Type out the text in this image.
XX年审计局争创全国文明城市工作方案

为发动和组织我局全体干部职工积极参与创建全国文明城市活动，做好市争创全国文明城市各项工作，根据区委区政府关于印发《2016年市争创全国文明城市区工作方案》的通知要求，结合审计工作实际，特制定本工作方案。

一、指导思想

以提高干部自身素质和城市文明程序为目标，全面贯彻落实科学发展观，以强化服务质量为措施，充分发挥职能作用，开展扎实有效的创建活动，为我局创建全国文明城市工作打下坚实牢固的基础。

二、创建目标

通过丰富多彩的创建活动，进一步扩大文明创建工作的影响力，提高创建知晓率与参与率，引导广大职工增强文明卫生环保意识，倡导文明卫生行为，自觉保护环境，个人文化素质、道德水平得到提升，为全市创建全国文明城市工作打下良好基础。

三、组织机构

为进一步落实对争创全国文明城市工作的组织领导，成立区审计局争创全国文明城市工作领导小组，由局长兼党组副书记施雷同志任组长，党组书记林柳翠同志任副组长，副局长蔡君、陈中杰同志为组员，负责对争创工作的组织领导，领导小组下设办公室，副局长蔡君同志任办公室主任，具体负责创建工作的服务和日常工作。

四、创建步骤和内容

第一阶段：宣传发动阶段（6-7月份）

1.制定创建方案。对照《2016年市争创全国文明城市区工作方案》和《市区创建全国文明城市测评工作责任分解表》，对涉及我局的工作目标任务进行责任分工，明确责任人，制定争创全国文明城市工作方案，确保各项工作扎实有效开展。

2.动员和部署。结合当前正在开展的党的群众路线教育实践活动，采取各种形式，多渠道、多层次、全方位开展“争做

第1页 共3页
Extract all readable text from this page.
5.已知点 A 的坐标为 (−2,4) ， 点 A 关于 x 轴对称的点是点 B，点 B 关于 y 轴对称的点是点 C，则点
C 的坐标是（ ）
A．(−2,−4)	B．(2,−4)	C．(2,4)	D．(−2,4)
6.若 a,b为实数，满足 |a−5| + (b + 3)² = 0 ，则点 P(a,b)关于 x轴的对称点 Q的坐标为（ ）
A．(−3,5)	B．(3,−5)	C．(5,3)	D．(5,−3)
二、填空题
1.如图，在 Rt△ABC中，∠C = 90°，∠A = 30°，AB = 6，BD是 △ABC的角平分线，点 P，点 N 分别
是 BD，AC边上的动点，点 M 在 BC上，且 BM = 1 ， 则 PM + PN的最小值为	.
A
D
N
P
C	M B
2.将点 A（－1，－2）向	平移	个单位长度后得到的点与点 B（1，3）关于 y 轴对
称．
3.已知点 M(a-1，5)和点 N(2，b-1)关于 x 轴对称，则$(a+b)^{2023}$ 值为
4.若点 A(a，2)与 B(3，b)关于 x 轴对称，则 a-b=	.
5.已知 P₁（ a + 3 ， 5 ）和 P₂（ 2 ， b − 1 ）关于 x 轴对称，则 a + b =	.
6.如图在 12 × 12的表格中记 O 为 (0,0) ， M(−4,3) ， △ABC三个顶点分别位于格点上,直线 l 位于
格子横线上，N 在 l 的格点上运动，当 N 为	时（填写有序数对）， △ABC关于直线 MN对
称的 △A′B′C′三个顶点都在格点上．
============================================================
Direction.
Copy out each line in the preceding records that contains "this".

Problem solution.
Type out the text in this image.
Extract all readable text from this page.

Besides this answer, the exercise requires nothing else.